**Task goal:** List the lines of this listing that hold the word "date".

**Collected data:**
-- -- --
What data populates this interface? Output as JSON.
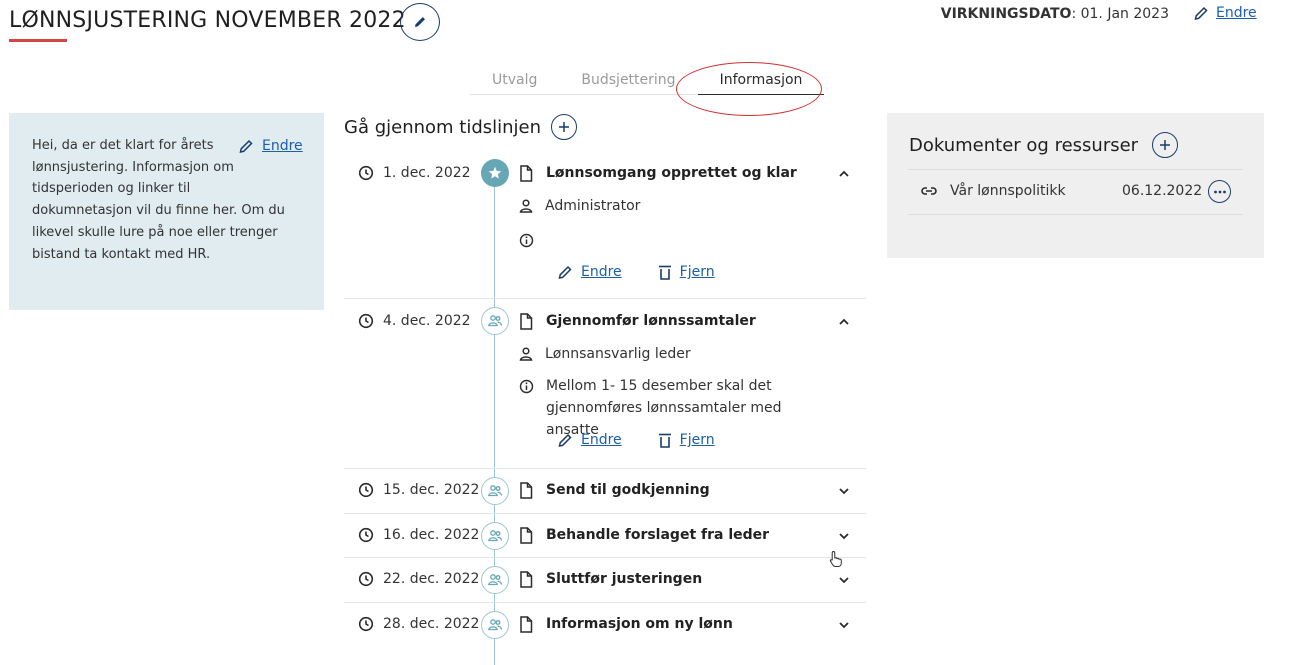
{
  "header": {
    "title": "LØNNSJUSTERING NOVEMBER 2022",
    "effective_label": "VIRKNINGSDATO",
    "effective_value": ": 01. Jan 2023",
    "edit_label": "Endre",
    "accent_color": "#d64541"
  },
  "tabs": [
    {
      "label": "Utvalg",
      "active": false
    },
    {
      "label": "Budsjettering",
      "active": false
    },
    {
      "label": "Informasjon",
      "active": true
    }
  ],
  "info_panel": {
    "text": "Hei, da er det klart for årets lønnsjustering. Informasjon om tidsperioden og linker til dokumnetasjon vil du finne her. Om du likevel skulle lure på noe eller trenger bistand ta kontakt med HR.",
    "edit_label": "Endre",
    "background": "#e0ecef"
  },
  "timeline": {
    "title": "Gå gjennom tidslinjen",
    "edit_label": "Endre",
    "remove_label": "Fjern",
    "events": [
      {
        "date": "1. dec. 2022",
        "title": "Lønnsomgang opprettet og klar",
        "responsible": "Administrator",
        "info": "",
        "expanded": true,
        "marker": "star-icon"
      },
      {
        "date": "4. dec. 2022",
        "title": "Gjennomfør lønnssamtaler",
        "responsible": "Lønnsansvarlig leder",
        "info": "Mellom 1- 15 desember skal det gjennomføres lønnssamtaler med ansatte",
        "expanded": true,
        "marker": "people-icon"
      },
      {
        "date": "15. dec. 2022",
        "title": "Send til godkjenning",
        "expanded": false,
        "marker": "people-icon"
      },
      {
        "date": "16. dec. 2022",
        "title": "Behandle forslaget fra leder",
        "expanded": false,
        "marker": "people-icon"
      },
      {
        "date": "22. dec. 2022",
        "title": "Sluttfør justeringen",
        "expanded": false,
        "marker": "people-icon"
      },
      {
        "date": "28. dec. 2022",
        "title": "Informasjon om ny lønn",
        "expanded": false,
        "marker": "people-icon"
      }
    ]
  },
  "documents": {
    "title": "Dokumenter og ressurser",
    "items": [
      {
        "name": "Vår lønnspolitikk",
        "date": "06.12.2022"
      }
    ]
  }
}
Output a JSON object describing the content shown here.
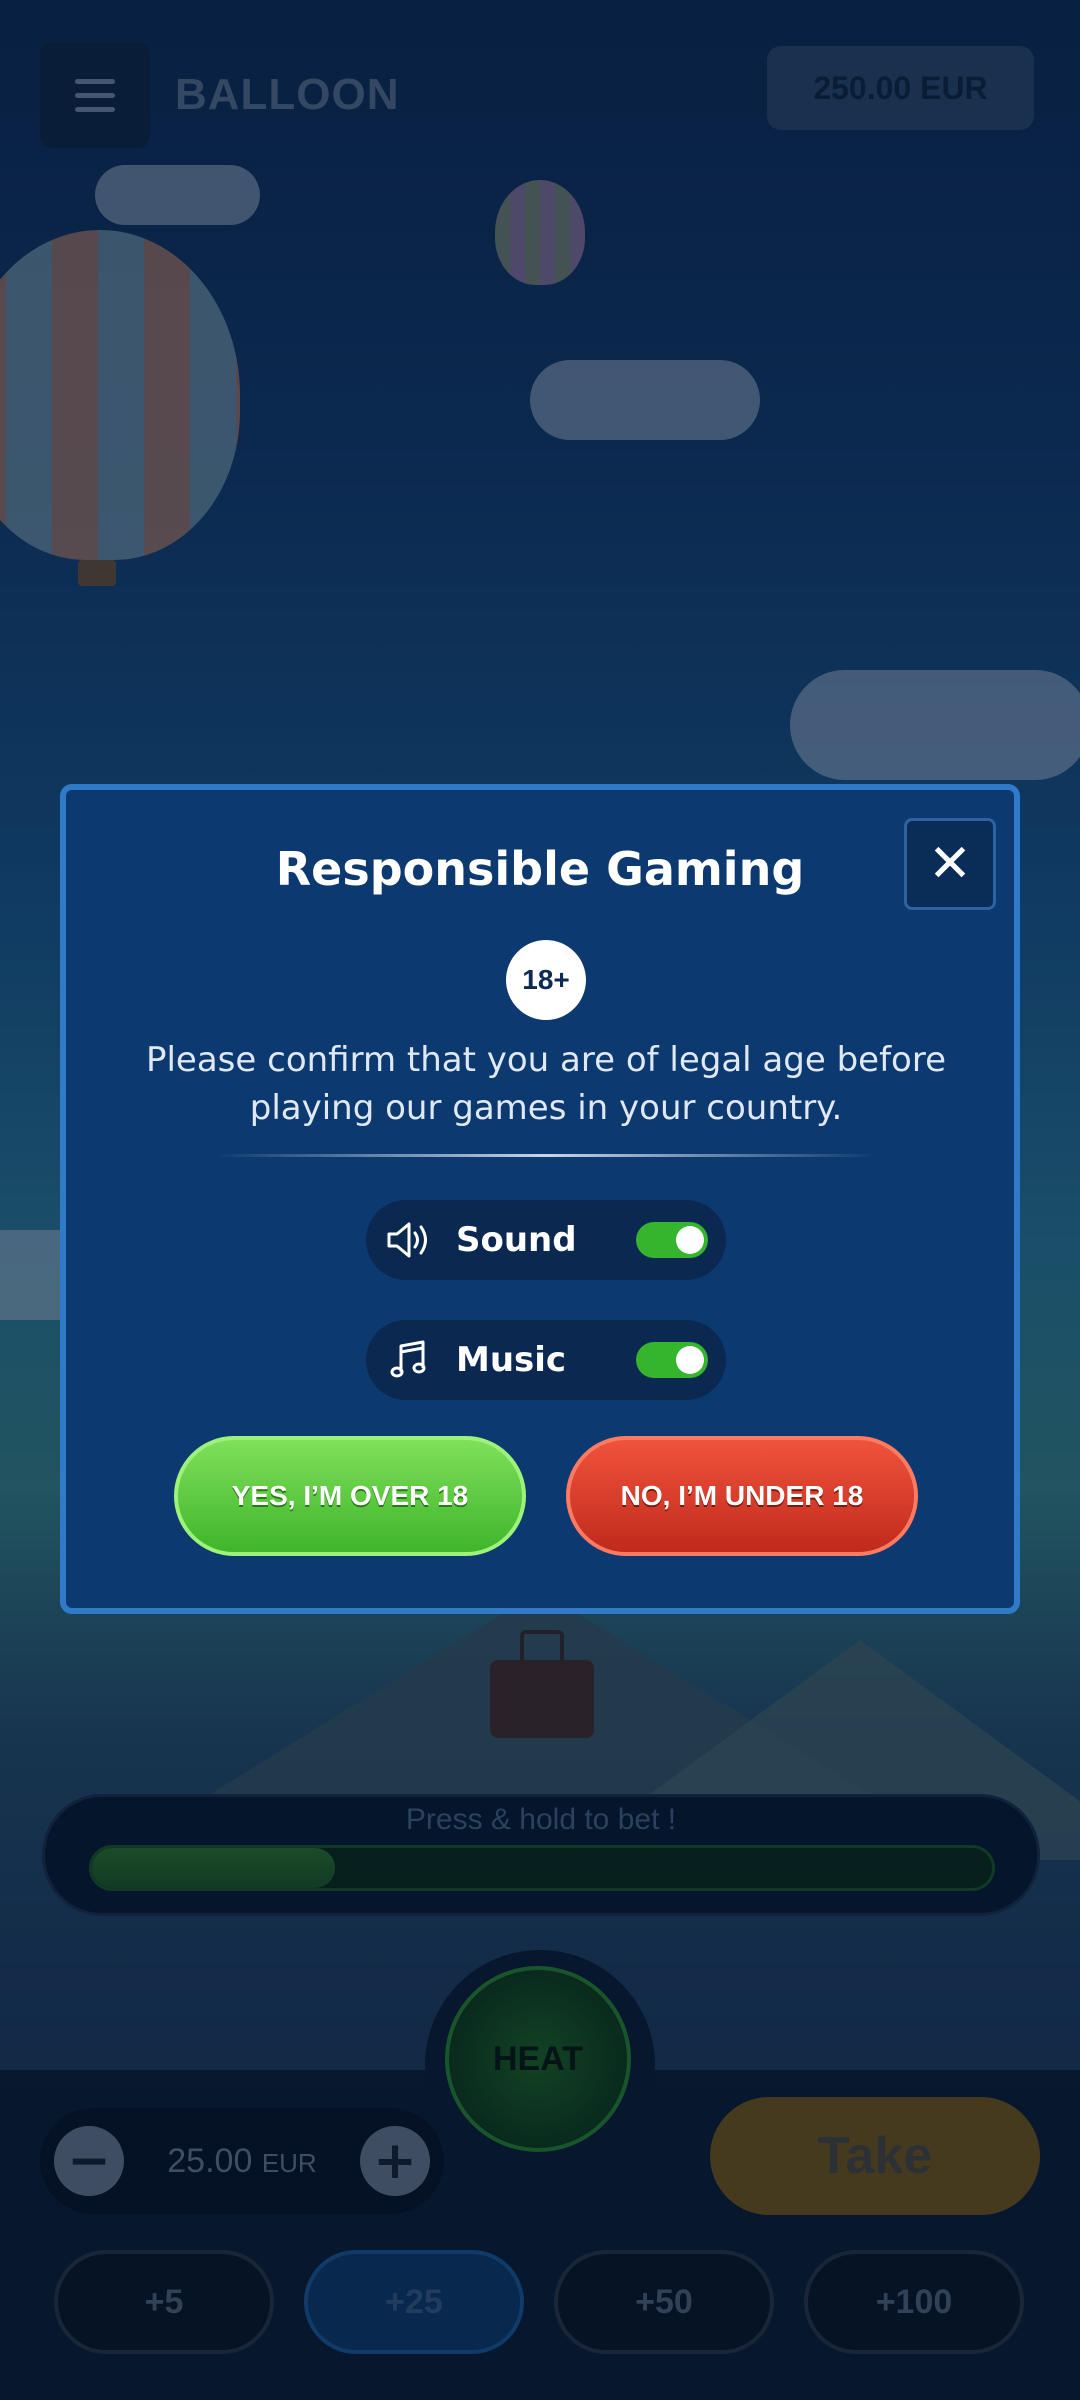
-- -- --
**Result:**
        "date": "1. dec. 2022",
        "date": "4. dec. 2022",
        "date": "15. dec. 2022",
        "date": "16. dec. 2022",
        "date": "22. dec. 2022",
        "date": "28. dec. 2022",
        "date": "06.12.2022"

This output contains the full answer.